··· Data to use
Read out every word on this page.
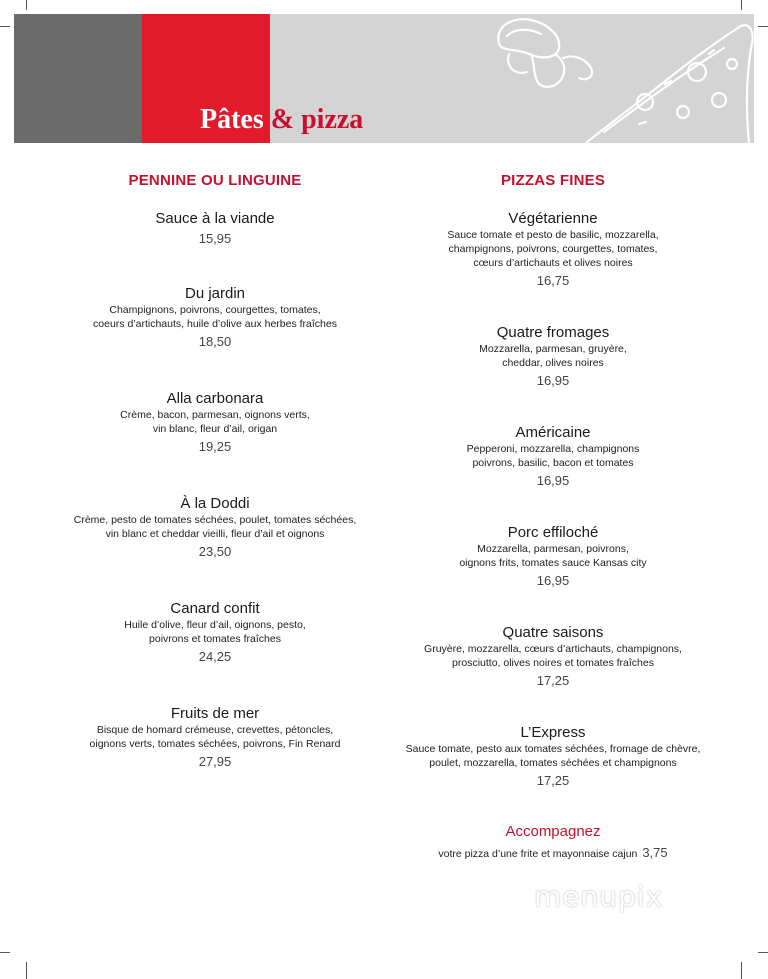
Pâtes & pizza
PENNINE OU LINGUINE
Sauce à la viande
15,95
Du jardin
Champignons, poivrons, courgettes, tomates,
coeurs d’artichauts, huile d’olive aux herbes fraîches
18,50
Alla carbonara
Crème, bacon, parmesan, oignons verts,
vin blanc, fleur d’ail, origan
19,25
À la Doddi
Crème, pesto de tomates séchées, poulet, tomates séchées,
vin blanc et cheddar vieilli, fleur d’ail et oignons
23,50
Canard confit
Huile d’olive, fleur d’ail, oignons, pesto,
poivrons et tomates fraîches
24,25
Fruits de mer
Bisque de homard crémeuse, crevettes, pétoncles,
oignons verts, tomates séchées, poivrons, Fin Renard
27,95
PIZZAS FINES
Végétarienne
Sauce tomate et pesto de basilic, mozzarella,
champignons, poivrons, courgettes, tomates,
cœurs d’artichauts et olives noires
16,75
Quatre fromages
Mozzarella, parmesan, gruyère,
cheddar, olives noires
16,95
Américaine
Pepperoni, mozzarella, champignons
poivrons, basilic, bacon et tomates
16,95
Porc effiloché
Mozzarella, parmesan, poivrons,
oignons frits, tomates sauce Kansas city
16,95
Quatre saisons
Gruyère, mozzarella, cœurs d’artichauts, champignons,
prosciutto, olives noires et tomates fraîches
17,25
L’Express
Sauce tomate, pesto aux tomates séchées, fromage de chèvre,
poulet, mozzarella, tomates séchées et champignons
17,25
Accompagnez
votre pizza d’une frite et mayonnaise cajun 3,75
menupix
······
### To be done:
Show each line holding the word "fraîches".

### Response to this task:
coeurs d’artichauts, huile d’olive aux herbes fraîches
poivrons et tomates fraîches
prosciutto, olives noires et tomates fraîches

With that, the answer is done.